Work out how many lines in the listing below include the word "Read"; answer with the number alone.

*** Dataset content

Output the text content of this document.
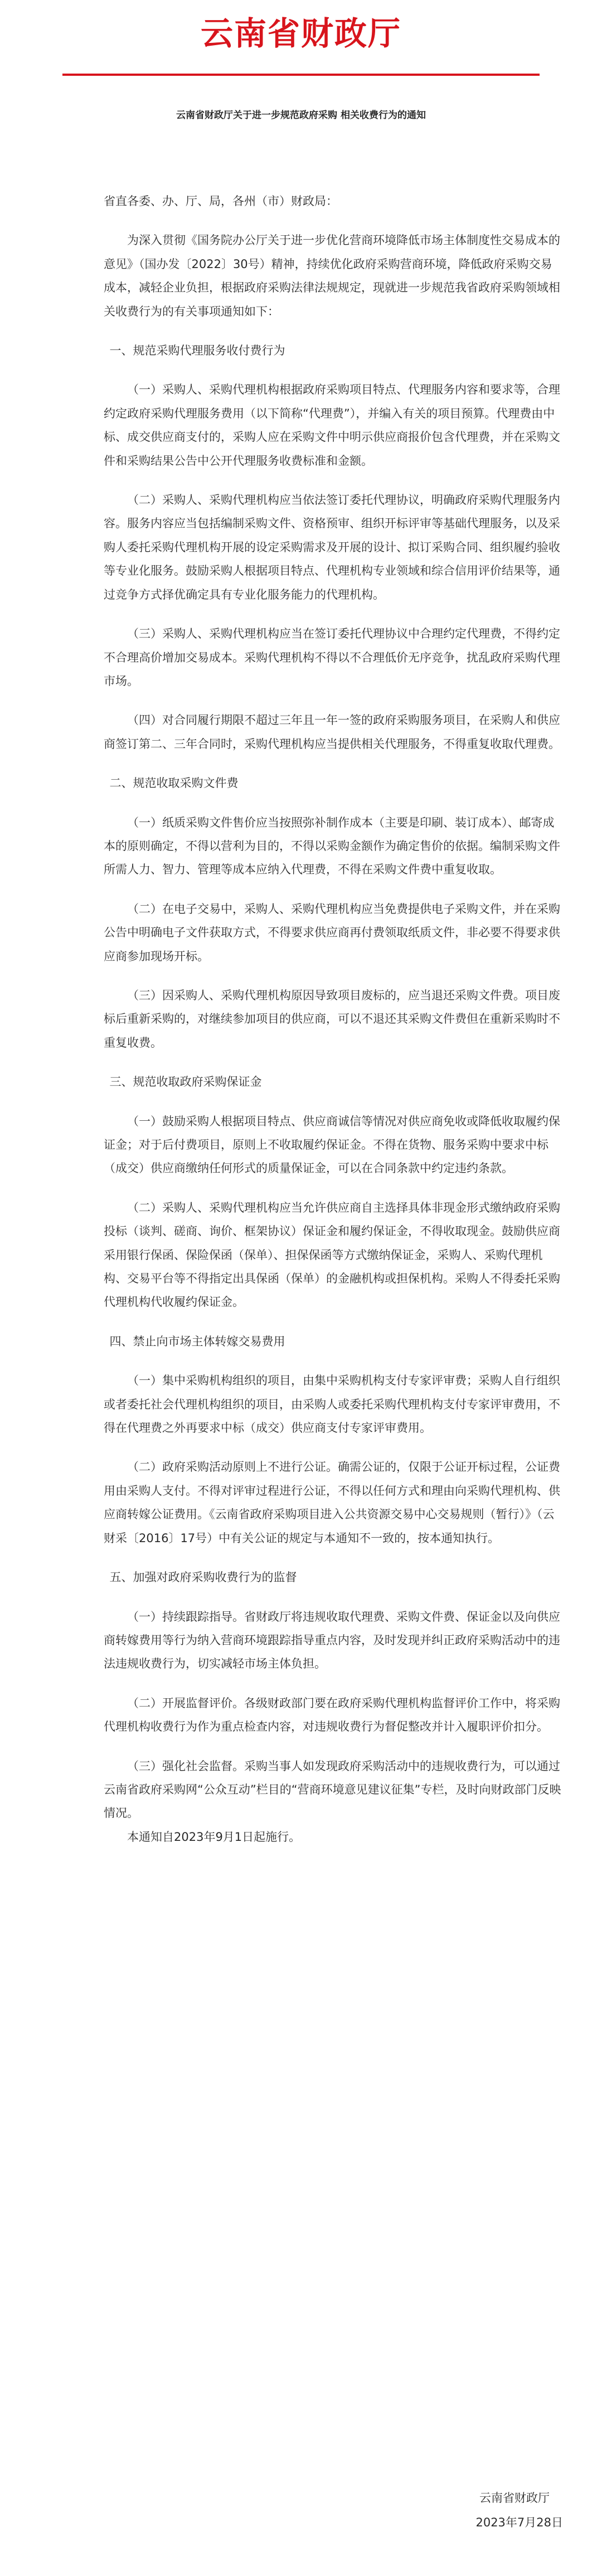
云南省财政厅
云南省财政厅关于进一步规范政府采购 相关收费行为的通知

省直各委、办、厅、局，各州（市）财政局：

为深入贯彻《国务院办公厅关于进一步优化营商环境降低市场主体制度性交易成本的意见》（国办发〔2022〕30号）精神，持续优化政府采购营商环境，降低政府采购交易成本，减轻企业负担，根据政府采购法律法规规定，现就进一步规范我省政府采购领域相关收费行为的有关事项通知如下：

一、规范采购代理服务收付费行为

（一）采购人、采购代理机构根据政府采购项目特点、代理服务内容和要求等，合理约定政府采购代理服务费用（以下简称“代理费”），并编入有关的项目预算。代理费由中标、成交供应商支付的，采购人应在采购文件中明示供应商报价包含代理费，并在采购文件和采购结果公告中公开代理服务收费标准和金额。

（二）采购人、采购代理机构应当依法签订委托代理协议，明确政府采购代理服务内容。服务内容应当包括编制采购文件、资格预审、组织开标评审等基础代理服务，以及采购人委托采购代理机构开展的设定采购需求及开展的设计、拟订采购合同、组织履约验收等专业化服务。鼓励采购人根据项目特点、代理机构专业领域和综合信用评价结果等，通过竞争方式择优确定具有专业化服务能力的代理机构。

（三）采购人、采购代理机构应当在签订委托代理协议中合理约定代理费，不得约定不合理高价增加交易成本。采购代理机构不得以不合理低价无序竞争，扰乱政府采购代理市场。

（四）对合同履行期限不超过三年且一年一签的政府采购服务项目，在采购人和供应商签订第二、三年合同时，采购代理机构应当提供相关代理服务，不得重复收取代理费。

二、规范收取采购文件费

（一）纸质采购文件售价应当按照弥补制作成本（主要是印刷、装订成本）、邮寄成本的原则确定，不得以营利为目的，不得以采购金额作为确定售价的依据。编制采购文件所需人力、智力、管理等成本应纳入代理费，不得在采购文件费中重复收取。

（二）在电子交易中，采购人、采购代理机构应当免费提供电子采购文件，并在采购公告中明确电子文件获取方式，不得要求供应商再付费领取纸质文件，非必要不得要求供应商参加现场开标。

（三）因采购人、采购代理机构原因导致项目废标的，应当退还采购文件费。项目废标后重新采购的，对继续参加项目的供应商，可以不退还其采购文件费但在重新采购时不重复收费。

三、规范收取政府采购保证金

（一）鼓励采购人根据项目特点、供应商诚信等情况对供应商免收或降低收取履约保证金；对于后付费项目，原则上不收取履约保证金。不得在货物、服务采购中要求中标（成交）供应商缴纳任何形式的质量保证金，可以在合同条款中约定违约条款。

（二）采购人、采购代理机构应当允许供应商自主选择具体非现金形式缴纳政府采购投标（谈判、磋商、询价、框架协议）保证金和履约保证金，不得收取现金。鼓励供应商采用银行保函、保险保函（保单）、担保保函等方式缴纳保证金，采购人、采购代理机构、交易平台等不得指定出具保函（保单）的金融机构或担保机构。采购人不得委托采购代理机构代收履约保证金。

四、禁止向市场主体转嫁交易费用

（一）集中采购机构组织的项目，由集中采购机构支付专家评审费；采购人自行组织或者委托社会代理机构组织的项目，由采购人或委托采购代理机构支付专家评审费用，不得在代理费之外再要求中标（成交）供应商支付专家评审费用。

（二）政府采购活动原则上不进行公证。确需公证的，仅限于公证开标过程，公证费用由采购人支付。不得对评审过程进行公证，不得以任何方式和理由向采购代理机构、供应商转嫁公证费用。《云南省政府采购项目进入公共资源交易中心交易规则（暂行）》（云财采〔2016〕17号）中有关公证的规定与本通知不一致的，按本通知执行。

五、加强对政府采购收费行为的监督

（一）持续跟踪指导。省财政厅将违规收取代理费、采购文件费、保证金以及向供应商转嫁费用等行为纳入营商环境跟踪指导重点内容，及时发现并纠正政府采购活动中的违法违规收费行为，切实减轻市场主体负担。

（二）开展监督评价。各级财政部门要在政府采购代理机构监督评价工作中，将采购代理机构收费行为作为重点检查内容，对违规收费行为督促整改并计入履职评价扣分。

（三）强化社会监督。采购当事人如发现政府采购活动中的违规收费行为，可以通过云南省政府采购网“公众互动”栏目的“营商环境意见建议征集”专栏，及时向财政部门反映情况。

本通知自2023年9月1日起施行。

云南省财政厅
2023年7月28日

******
*** Dataset content

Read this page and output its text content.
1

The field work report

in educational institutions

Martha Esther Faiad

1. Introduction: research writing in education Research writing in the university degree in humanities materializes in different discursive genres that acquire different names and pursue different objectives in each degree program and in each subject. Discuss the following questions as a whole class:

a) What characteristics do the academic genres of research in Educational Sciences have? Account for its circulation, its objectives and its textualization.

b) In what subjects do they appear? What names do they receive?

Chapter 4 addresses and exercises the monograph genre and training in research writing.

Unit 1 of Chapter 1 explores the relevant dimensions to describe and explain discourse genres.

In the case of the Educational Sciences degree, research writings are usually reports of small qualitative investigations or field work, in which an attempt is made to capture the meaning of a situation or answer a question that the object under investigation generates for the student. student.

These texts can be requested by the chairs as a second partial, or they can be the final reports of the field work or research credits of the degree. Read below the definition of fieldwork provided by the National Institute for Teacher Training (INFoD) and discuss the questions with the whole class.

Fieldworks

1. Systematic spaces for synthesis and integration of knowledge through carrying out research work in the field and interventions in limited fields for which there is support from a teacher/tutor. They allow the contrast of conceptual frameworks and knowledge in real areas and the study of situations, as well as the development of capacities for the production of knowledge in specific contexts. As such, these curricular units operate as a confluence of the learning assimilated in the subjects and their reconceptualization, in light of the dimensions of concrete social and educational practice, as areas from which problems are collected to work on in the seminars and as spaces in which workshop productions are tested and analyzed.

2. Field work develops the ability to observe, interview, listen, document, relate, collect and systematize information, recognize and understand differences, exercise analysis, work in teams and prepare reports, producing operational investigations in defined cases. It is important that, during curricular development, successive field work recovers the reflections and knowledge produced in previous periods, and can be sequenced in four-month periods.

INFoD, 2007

******

◆ Answer to this exercise ◆
2